>> Begin Supplied records

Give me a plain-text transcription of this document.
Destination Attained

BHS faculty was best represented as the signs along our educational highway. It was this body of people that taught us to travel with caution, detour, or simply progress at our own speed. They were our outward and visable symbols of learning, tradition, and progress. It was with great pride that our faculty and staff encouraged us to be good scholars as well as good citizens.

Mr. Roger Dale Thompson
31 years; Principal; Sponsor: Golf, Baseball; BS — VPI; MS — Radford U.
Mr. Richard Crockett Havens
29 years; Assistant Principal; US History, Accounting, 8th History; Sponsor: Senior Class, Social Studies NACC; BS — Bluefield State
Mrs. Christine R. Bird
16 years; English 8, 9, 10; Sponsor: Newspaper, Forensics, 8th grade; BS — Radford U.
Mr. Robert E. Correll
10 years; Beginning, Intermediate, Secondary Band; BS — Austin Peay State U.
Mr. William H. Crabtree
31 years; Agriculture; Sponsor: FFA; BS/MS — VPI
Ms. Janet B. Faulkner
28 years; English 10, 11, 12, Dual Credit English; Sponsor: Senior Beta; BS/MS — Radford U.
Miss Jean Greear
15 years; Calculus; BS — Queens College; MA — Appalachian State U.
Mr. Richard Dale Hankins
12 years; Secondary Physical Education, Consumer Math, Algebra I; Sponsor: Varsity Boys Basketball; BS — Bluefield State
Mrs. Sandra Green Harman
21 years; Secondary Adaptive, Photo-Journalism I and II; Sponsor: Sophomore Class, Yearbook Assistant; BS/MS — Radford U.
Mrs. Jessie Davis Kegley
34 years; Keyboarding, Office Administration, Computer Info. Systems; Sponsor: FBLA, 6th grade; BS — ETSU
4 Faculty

>> End Supplied records

▶ **Problem details**
Every entry should be printed again exactly as it stands.

▶ **Result for this task**
Give me a plain-text transcription of this document.
Destination Attained

BHS faculty was best represented as the signs along our educational highway. It was this body of people that taught us to travel with caution, detour, or simply progress at our own speed. They were our outward and visable symbols of learning, tradition, and progress. It was with great pride that our faculty and staff encouraged us to be good scholars as well as good citizens.

Mr. Roger Dale Thompson
31 years; Principal; Sponsor: Golf, Baseball; BS — VPI; MS — Radford U.
Mr. Richard Crockett Havens
29 years; Assistant Principal; US History, Accounting, 8th History; Sponsor: Senior Class, Social Studies NACC; BS — Bluefield State
Mrs. Christine R. Bird
16 years; English 8, 9, 10; Sponsor: Newspaper, Forensics, 8th grade; BS — Radford U.
Mr. Robert E. Correll
10 years; Beginning, Intermediate, Secondary Band; BS — Austin Peay State U.
Mr. William H. Crabtree
31 years; Agriculture; Sponsor: FFA; BS/MS — VPI
Ms. Janet B. Faulkner
28 years; English 10, 11, 12, Dual Credit English; Sponsor: Senior Beta; BS/MS — Radford U.
Miss Jean Greear
15 years; Calculus; BS — Queens College; MA — Appalachian State U.
Mr. Richard Dale Hankins
12 years; Secondary Physical Education, Consumer Math, Algebra I; Sponsor: Varsity Boys Basketball; BS — Bluefield State
Mrs. Sandra Green Harman
21 years; Secondary Adaptive, Photo-Journalism I and II; Sponsor: Sophomore Class, Yearbook Assistant; BS/MS — Radford U.
Mrs. Jessie Davis Kegley
34 years; Keyboarding, Office Administration, Computer Info. Systems; Sponsor: FBLA, 6th grade; BS — ETSU
4 Faculty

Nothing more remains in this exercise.